** Begin DATASET ROWS **

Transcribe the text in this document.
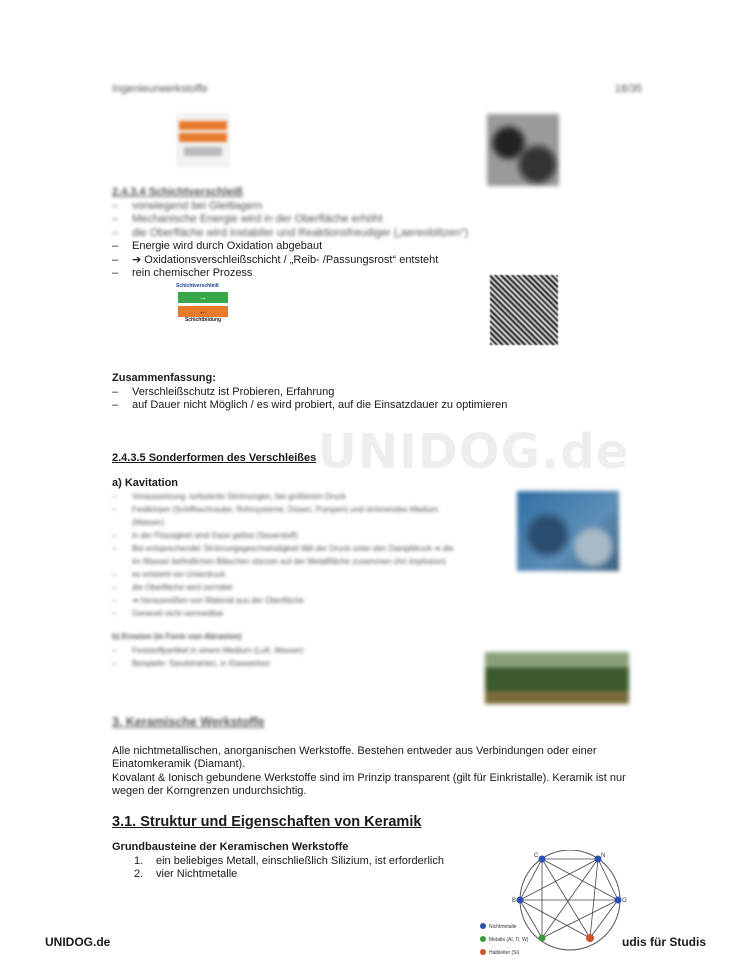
Ingenieurwerkstoffe	18/35
2.4.3.4 Schichtverschleiß
– vorwiegend bei Gleitlagern
– Mechanische Energie wird in der Oberfläche erhöht
– die Oberfläche wird instabiler und Reaktionsfreudiger („aereoblitzen“)
– Energie wird durch Oxidation abgebaut
– ➔ Oxidationsverschleißschicht / „Reib- /Passungsrost“ entsteht
– rein chemischer Prozess
Schichtverschleiß
→
←
Schichtbildung
Zusammenfassung:
– Verschleißschutz ist Probieren, Erfahrung
– auf Dauer nicht Möglich / es wird probiert, auf die Einsatzdauer zu optimieren
UNIDOG.de
2.4.3.5 Sonderformen des Verschleißes
a) Kavitation
– Voraussetzung: turbulente Strömungen, bei größerem Druck
– Festkörper (Schiffsschraube, Rohrsysteme, Düsen, Pumpen) und strömendes Medium (Wasser)
– in der Flüssigkeit sind Gase gelöst (Sauerstoff)
– Bei entsprechender Strömungsgeschwindigkeit fällt der Druck unter den Dampfdruck ➔ die im Wasser befindlichen Bläschen stürzen auf der Metallfläche zusammen (Art Implosion)
– es entsteht ein Unterdruck
– die Oberfläche wird zerrüttet
– ➔ herausreißen von Material aus der Oberfläche
– Generell nicht vermeidbar
b) Erosion (in Form von Abrasion)
– Feststoffpartikel in einem Medium (Luft, Wasser)
– Beispiele: Sandstrahlen, in Klaswerken
3. Keramische Werkstoffe
Alle nichtmetallischen, anorganischen Werkstoffe. Bestehen entweder aus Verbindungen oder einer Einatomkeramik (Diamant).
Kovalant & Ionisch gebundene Werkstoffe sind im Prinzip transparent (gilt für Einkristalle). Keramik ist nur wegen der Korngrenzen undurchsichtig.
3.1. Struktur und Eigenschaften von Keramik
Grundbausteine der Keramischen Werkstoffe
1. ein beliebiges Metall, einschließlich Silizium, ist erforderlich
2. vier Nichtmetalle
C	N
B	O
Nichtmetalle
Metalle (Al, Ti, W)
Halbleiter (Si)
UNIDOG.de	udis für Studis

** End DATASET ROWS **

OBJECTIVE: Copy the records exactly. Skip the pictures.

RESULT OF THIS EXERCISE:
Transcribe the text in this document.
Ingenieurwerkstoffe	18/35
2.4.3.4 Schichtverschleiß
– vorwiegend bei Gleitlagern
– Mechanische Energie wird in der Oberfläche erhöht
– die Oberfläche wird instabiler und Reaktionsfreudiger („aereoblitzen“)
– Energie wird durch Oxidation abgebaut
– ➔ Oxidationsverschleißschicht / „Reib- /Passungsrost“ entsteht
– rein chemischer Prozess
Schichtverschleiß
→
←
Schichtbildung
Zusammenfassung:
– Verschleißschutz ist Probieren, Erfahrung
– auf Dauer nicht Möglich / es wird probiert, auf die Einsatzdauer zu optimieren
UNIDOG.de
2.4.3.5 Sonderformen des Verschleißes
a) Kavitation
– Voraussetzung: turbulente Strömungen, bei größerem Druck
– Festkörper (Schiffsschraube, Rohrsysteme, Düsen, Pumpen) und strömendes Medium (Wasser)
– in der Flüssigkeit sind Gase gelöst (Sauerstoff)
– Bei entsprechender Strömungsgeschwindigkeit fällt der Druck unter den Dampfdruck ➔ die im Wasser befindlichen Bläschen stürzen auf der Metallfläche zusammen (Art Implosion)
– es entsteht ein Unterdruck
– die Oberfläche wird zerrüttet
– ➔ herausreißen von Material aus der Oberfläche
– Generell nicht vermeidbar
b) Erosion (in Form von Abrasion)
– Feststoffpartikel in einem Medium (Luft, Wasser)
– Beispiele: Sandstrahlen, in Klaswerken
3. Keramische Werkstoffe
Alle nichtmetallischen, anorganischen Werkstoffe. Bestehen entweder aus Verbindungen oder einer Einatomkeramik (Diamant).
Kovalant & Ionisch gebundene Werkstoffe sind im Prinzip transparent (gilt für Einkristalle). Keramik ist nur wegen der Korngrenzen undurchsichtig.
3.1. Struktur und Eigenschaften von Keramik
Grundbausteine der Keramischen Werkstoffe
1. ein beliebiges Metall, einschließlich Silizium, ist erforderlich
2. vier Nichtmetalle
C	N
B	O
Nichtmetalle
Metalle (Al, Ti, W)
Halbleiter (Si)
UNIDOG.de	udis für Studis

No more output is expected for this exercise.